*YOUR TASK*
Give back the full listing, character for character, with no pictures.

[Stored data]
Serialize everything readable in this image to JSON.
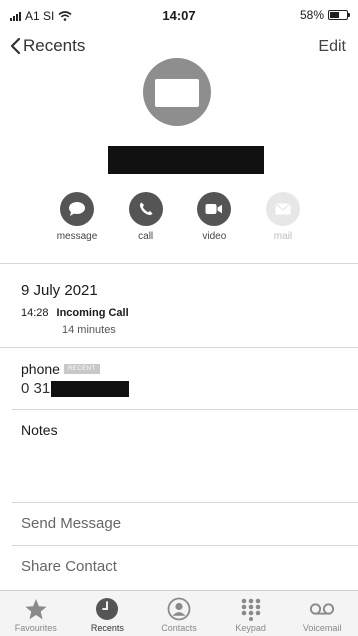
{
  "status_bar": {
    "carrier": "A1 SI",
    "time": "14:07",
    "battery": "58%",
    "battery_level": 0.58
  },
  "nav": {
    "back_label": "Recents",
    "edit_label": "Edit"
  },
  "actions": [
    {
      "label": "message",
      "icon": "message-icon",
      "enabled": true
    },
    {
      "label": "call",
      "icon": "phone-icon",
      "enabled": true
    },
    {
      "label": "video",
      "icon": "video-icon",
      "enabled": true
    },
    {
      "label": "mail",
      "icon": "mail-icon",
      "enabled": false
    }
  ],
  "call_log": {
    "date": "9 July 2021",
    "time": "14:28",
    "type": "Incoming Call",
    "duration": "14 minutes"
  },
  "phone": {
    "label": "phone",
    "badge": "RECENT",
    "number_prefix": "0 31"
  },
  "notes_label": "Notes",
  "rows": {
    "send_message": "Send Message",
    "share_contact": "Share Contact"
  },
  "tabs": [
    {
      "label": "Favourites",
      "icon": "star-icon",
      "active": false
    },
    {
      "label": "Recents",
      "icon": "clock-icon",
      "active": true
    },
    {
      "label": "Contacts",
      "icon": "contact-icon",
      "active": false
    },
    {
      "label": "Keypad",
      "icon": "keypad-icon",
      "active": false
    },
    {
      "label": "Voicemail",
      "icon": "voicemail-icon",
      "active": false
    }
  ],
  "colors": {
    "icon_gray": "#555555",
    "disabled_gray": "#e7e7e7",
    "tab_bar_bg": "#f4f4f4"
  }
}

*OUTPUT OF THE EXERCISE*
Serialize everything readable in this image to JSON.
{
  "status_bar": {
    "carrier": "A1 SI",
    "time": "14:07",
    "battery": "58%",
    "battery_level": 0.58
  },
  "nav": {
    "back_label": "Recents",
    "edit_label": "Edit"
  },
  "actions": [
    {
      "label": "message",
      "icon": "message-icon",
      "enabled": true
    },
    {
      "label": "call",
      "icon": "phone-icon",
      "enabled": true
    },
    {
      "label": "video",
      "icon": "video-icon",
      "enabled": true
    },
    {
      "label": "mail",
      "icon": "mail-icon",
      "enabled": false
    }
  ],
  "call_log": {
    "date": "9 July 2021",
    "time": "14:28",
    "type": "Incoming Call",
    "duration": "14 minutes"
  },
  "phone": {
    "label": "phone",
    "badge": "RECENT",
    "number_prefix": "0 31"
  },
  "notes_label": "Notes",
  "rows": {
    "send_message": "Send Message",
    "share_contact": "Share Contact"
  },
  "tabs": [
    {
      "label": "Favourites",
      "icon": "star-icon",
      "active": false
    },
    {
      "label": "Recents",
      "icon": "clock-icon",
      "active": true
    },
    {
      "label": "Contacts",
      "icon": "contact-icon",
      "active": false
    },
    {
      "label": "Keypad",
      "icon": "keypad-icon",
      "active": false
    },
    {
      "label": "Voicemail",
      "icon": "voicemail-icon",
      "active": false
    }
  ],
  "colors": {
    "icon_gray": "#555555",
    "disabled_gray": "#e7e7e7",
    "tab_bar_bg": "#f4f4f4"
  }
}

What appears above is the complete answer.